**** Source document ****

Intersection of 2D planes in 4D space If I had a four dimensional space, in which I embedded two planes, what possible intersections could they have?
Constructing a Plane
To give this more context, consider the following. If I had a 4d tuple (w, x, y, z) with no restriction, it can assume any position in 4D space. 
By imposing one restriction, and then another, we can reduce the degrees of freedom by two, such that I end up with a 2D plane in 4D space, we can write this pair of restrictions in matrix form as:
$$ \begin{bmatrix} p_1 & p_2 & p_3 & p_4 \\ q_1 & q_2 & q_3 & q_4  \end{bmatrix}
\begin{bmatrix} w \\x \\ y\\ z  \end{bmatrix} = \begin{bmatrix} c_1 \\ c_2  \end{bmatrix}
 $$
Now if this forms a plane, then the rank of the matrix should be two dimensional, as there will only be two linearly independent column vectors. I believe this is a condition for the plane to be two dimensional.
Intersecting Planes
Now I'd like to consider the result when I intersect that plane with the plane represented by:
$$ \begin{bmatrix} r_1 & r_2 & r_3 & r_4 \\ s_1 & s_2 & s_3 & s_4  \end{bmatrix}
\begin{bmatrix} w \\x \\ y\\ z  \end{bmatrix} = \begin{bmatrix} c_3 \\ c_4  \end{bmatrix}
 $$
I've already established that this will display weird behaviour. For example, if we take the xy plane and the wz planes and intersect them, there is only one solution (the zero vector), indicating that they intersect at a plane.

**** Given records ****

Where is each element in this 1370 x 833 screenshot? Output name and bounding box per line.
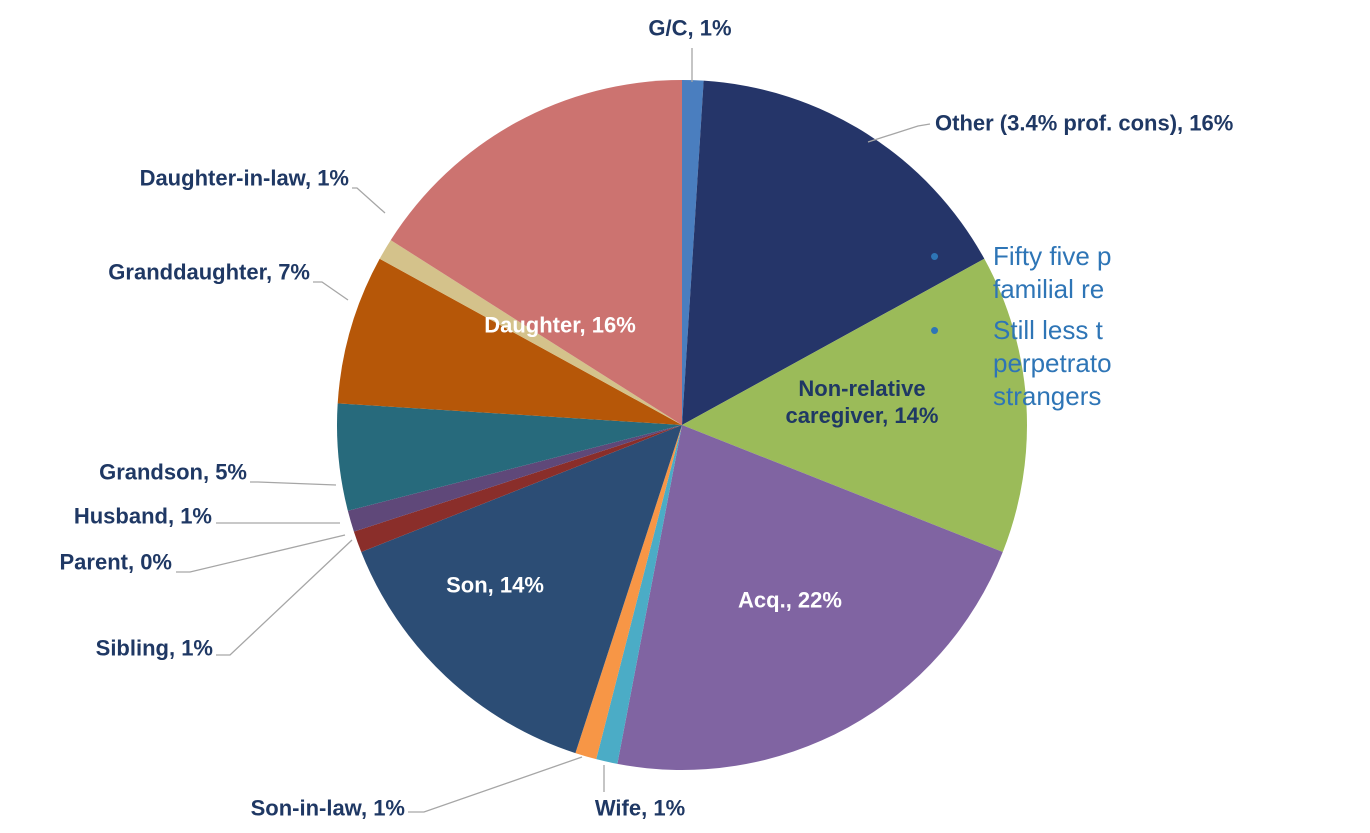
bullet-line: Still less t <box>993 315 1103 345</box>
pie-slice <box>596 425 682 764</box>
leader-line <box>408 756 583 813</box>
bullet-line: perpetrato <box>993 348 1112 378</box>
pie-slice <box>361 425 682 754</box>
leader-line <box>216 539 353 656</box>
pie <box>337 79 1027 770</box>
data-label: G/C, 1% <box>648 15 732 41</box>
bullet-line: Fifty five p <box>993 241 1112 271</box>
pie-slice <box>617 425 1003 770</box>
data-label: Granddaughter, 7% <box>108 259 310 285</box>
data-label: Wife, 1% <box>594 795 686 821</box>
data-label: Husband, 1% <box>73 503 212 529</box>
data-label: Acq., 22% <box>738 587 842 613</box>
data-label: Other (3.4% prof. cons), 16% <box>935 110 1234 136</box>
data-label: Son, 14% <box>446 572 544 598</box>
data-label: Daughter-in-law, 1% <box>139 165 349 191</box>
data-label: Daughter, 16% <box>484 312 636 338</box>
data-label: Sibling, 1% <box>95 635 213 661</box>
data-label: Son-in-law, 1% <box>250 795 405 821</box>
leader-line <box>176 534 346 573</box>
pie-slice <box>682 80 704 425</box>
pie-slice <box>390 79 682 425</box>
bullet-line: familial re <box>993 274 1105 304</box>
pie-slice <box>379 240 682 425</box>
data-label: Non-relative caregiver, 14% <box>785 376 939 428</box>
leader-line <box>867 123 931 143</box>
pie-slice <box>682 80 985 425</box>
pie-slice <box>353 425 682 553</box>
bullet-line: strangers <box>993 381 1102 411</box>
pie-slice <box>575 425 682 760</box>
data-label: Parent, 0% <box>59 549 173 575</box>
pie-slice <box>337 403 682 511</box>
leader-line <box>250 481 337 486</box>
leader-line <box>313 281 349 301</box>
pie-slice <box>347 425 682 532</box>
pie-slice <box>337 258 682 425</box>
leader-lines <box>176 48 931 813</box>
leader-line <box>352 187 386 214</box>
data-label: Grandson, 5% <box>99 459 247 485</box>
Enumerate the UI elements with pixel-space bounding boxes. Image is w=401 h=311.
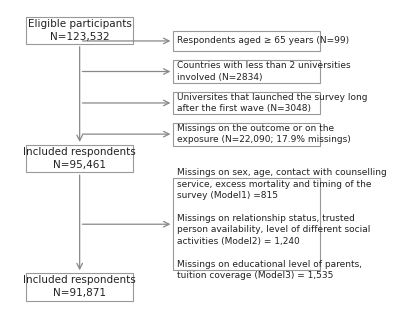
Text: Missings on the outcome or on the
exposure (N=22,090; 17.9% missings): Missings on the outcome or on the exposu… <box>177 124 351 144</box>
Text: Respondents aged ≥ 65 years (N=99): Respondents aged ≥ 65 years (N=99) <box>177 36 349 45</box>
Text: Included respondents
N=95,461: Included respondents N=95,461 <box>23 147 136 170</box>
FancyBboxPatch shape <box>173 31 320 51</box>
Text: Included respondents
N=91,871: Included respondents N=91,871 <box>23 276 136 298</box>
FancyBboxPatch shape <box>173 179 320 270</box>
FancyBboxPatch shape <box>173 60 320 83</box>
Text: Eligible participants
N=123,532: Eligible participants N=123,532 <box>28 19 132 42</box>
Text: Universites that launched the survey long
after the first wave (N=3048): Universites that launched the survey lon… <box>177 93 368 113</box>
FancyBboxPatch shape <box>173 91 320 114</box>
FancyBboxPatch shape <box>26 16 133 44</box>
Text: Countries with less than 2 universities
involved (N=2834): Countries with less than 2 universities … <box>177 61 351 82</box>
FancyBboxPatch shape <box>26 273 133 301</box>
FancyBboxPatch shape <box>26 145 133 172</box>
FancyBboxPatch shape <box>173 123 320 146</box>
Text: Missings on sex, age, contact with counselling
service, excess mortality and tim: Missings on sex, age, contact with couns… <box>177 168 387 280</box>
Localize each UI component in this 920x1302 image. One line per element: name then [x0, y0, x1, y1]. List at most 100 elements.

****

### Jobs
(1) Update the 4D plane-intersection post by reproducing everything from "Intersection of 2D" down to "in 4D space.", with "tuple" swapped for "vector".
(2) According to the post on intersecting planes in 4D space, why do the two restrictions on (w, x, y, z) yield a 2D plane? Answer in one to three sentences.
(3) In the post on intersecting planes in 4D space, which two planes does the example say have only one solution in common, and what is that solution?

### Correct answers
(1)
Intersection of 2D planes in 4D space If I had a four dimensional space, in which I embedded two planes, what possible intersections could they have?
Constructing a Plane
To give this more context, consider the following. If I had a 4d vector (w, x, y, z) with no restriction, it can assume any position in 4D space.

(2) With no restriction, the 4D tuple (w, x, y, z) can assume any position in 4D space. Imposing one restriction and then another reduces the degrees of freedom by two, which leaves a 2D plane in 4D space.

(3) The xy plane and the wz plane, whose only common solution is the zero vector.